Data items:
· · · ·
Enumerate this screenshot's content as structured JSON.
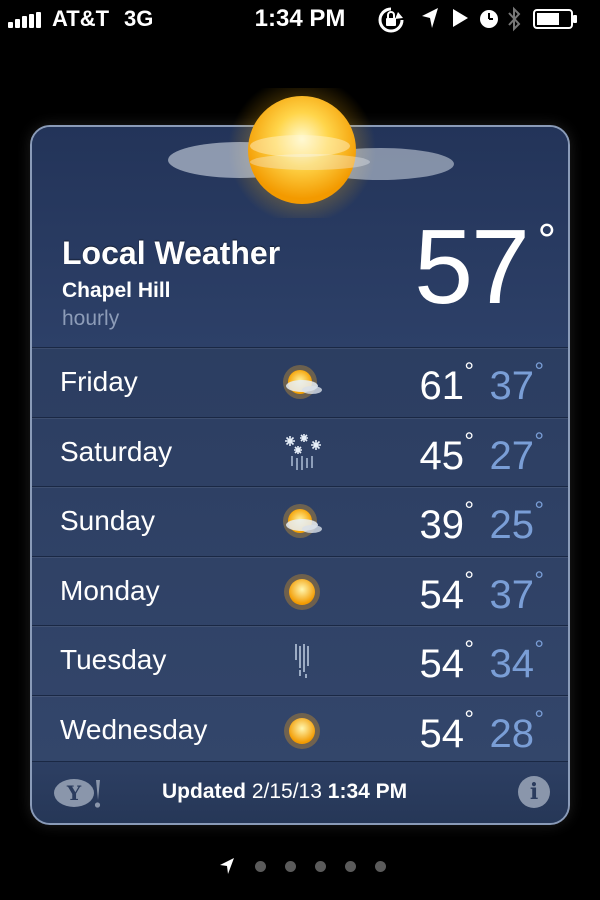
{
  "status_bar": {
    "carrier": "AT&T",
    "network": "3G",
    "time": "1:34 PM",
    "icons": [
      "signal-bars-icon",
      "rotation-lock-icon",
      "location-arrow-icon",
      "play-icon",
      "alarm-clock-icon",
      "bluetooth-icon",
      "battery-icon"
    ]
  },
  "widget": {
    "title": "Local Weather",
    "location": "Chapel Hill",
    "mode": "hourly",
    "current_temp": "57",
    "degree": "°",
    "condition_icon": "partly-cloudy-sun-icon"
  },
  "forecast": [
    {
      "day": "Friday",
      "icon": "partly-cloudy-icon",
      "high": "61",
      "low": "37"
    },
    {
      "day": "Saturday",
      "icon": "snow-icon",
      "high": "45",
      "low": "27"
    },
    {
      "day": "Sunday",
      "icon": "partly-cloudy-icon",
      "high": "39",
      "low": "25"
    },
    {
      "day": "Monday",
      "icon": "sunny-icon",
      "high": "54",
      "low": "37"
    },
    {
      "day": "Tuesday",
      "icon": "rain-icon",
      "high": "54",
      "low": "34"
    },
    {
      "day": "Wednesday",
      "icon": "sunny-icon",
      "high": "54",
      "low": "28"
    }
  ],
  "footer": {
    "updated_label": "Updated",
    "date": "2/15/13",
    "time": "1:34 PM",
    "yahoo_icon": "yahoo-logo-icon",
    "info_icon": "info-icon"
  },
  "pager": {
    "icons": [
      "location-arrow-icon"
    ],
    "dots": 5,
    "active": 0
  },
  "colors": {
    "card": "#2b3d62",
    "low_temp": "#7a9ed6",
    "sun": "#ffc21a"
  }
}
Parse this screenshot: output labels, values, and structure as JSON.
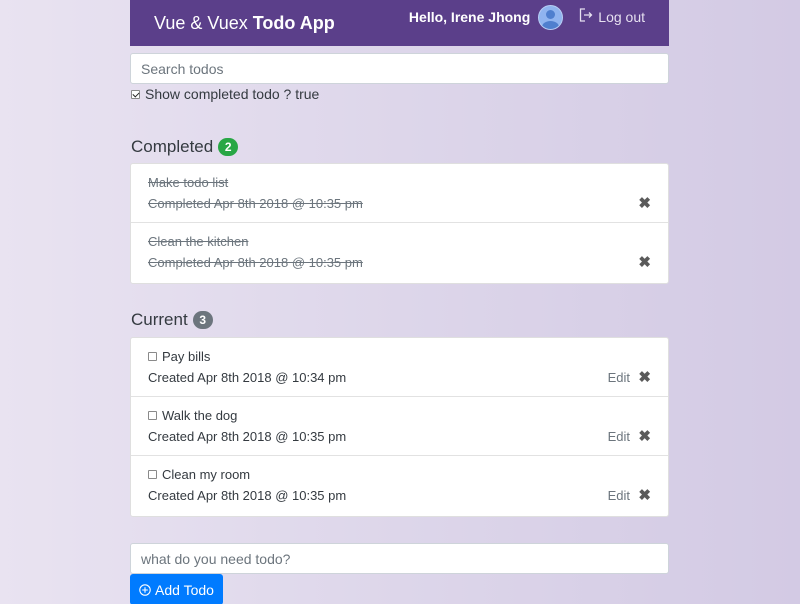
{
  "navbar": {
    "brand_prefix": "Vue & Vuex",
    "brand_strong": "Todo App",
    "greeting": "Hello, Irene Jhong",
    "logout_label": "Log out"
  },
  "search": {
    "placeholder": "Search todos"
  },
  "filter": {
    "label": "Show completed todo ? true",
    "checked": true
  },
  "completed": {
    "title": "Completed",
    "count": "2",
    "items": [
      {
        "title": "Make todo list",
        "status": "Completed Apr 8th 2018 @ 10:35 pm"
      },
      {
        "title": "Clean the kitchen",
        "status": "Completed Apr 8th 2018 @ 10:35 pm"
      }
    ]
  },
  "current": {
    "title": "Current",
    "count": "3",
    "edit_label": "Edit",
    "items": [
      {
        "title": "Pay bills",
        "status": "Created Apr 8th 2018 @ 10:34 pm"
      },
      {
        "title": "Walk the dog",
        "status": "Created Apr 8th 2018 @ 10:35 pm"
      },
      {
        "title": "Clean my room",
        "status": "Created Apr 8th 2018 @ 10:35 pm"
      }
    ]
  },
  "new_todo": {
    "placeholder": "what do you need todo?",
    "button_label": "Add Todo"
  },
  "icons": {
    "delete": "times-icon",
    "logout": "sign-out-icon",
    "add": "plus-circle-icon",
    "avatar": "user-avatar-icon"
  },
  "colors": {
    "navbar": "#5b3f8a",
    "completed_badge": "#28a745",
    "current_badge": "#6c757d",
    "primary_button": "#007bff"
  }
}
· · · ·
Your goal
Repeat the records above exactly, leaving out any pictures they contain.

Result below
Enumerate this screenshot's content as structured JSON.
{
  "status_bar": {
    "carrier": "AT&T",
    "network": "3G",
    "time": "1:34 PM",
    "icons": [
      "signal-bars-icon",
      "rotation-lock-icon",
      "location-arrow-icon",
      "play-icon",
      "alarm-clock-icon",
      "bluetooth-icon",
      "battery-icon"
    ]
  },
  "widget": {
    "title": "Local Weather",
    "location": "Chapel Hill",
    "mode": "hourly",
    "current_temp": "57",
    "degree": "°",
    "condition_icon": "partly-cloudy-sun-icon"
  },
  "forecast": [
    {
      "day": "Friday",
      "icon": "partly-cloudy-icon",
      "high": "61",
      "low": "37"
    },
    {
      "day": "Saturday",
      "icon": "snow-icon",
      "high": "45",
      "low": "27"
    },
    {
      "day": "Sunday",
      "icon": "partly-cloudy-icon",
      "high": "39",
      "low": "25"
    },
    {
      "day": "Monday",
      "icon": "sunny-icon",
      "high": "54",
      "low": "37"
    },
    {
      "day": "Tuesday",
      "icon": "rain-icon",
      "high": "54",
      "low": "34"
    },
    {
      "day": "Wednesday",
      "icon": "sunny-icon",
      "high": "54",
      "low": "28"
    }
  ],
  "footer": {
    "updated_label": "Updated",
    "date": "2/15/13",
    "time": "1:34 PM",
    "yahoo_icon": "yahoo-logo-icon",
    "info_icon": "info-icon"
  },
  "pager": {
    "icons": [
      "location-arrow-icon"
    ],
    "dots": 5,
    "active": 0
  },
  "colors": {
    "card": "#2b3d62",
    "low_temp": "#7a9ed6",
    "sun": "#ffc21a"
  }
}
Parse this screenshot: output labels, values, and structure as JSON.
{
  "navbar": {
    "brand_prefix": "Vue & Vuex",
    "brand_strong": "Todo App",
    "greeting": "Hello, Irene Jhong",
    "logout_label": "Log out"
  },
  "search": {
    "placeholder": "Search todos"
  },
  "filter": {
    "label": "Show completed todo ? true",
    "checked": true
  },
  "completed": {
    "title": "Completed",
    "count": "2",
    "items": [
      {
        "title": "Make todo list",
        "status": "Completed Apr 8th 2018 @ 10:35 pm"
      },
      {
        "title": "Clean the kitchen",
        "status": "Completed Apr 8th 2018 @ 10:35 pm"
      }
    ]
  },
  "current": {
    "title": "Current",
    "count": "3",
    "edit_label": "Edit",
    "items": [
      {
        "title": "Pay bills",
        "status": "Created Apr 8th 2018 @ 10:34 pm"
      },
      {
        "title": "Walk the dog",
        "status": "Created Apr 8th 2018 @ 10:35 pm"
      },
      {
        "title": "Clean my room",
        "status": "Created Apr 8th 2018 @ 10:35 pm"
      }
    ]
  },
  "new_todo": {
    "placeholder": "what do you need todo?",
    "button_label": "Add Todo"
  },
  "icons": {
    "delete": "times-icon",
    "logout": "sign-out-icon",
    "add": "plus-circle-icon",
    "avatar": "user-avatar-icon"
  },
  "colors": {
    "navbar": "#5b3f8a",
    "completed_badge": "#28a745",
    "current_badge": "#6c757d",
    "primary_button": "#007bff"
  }
}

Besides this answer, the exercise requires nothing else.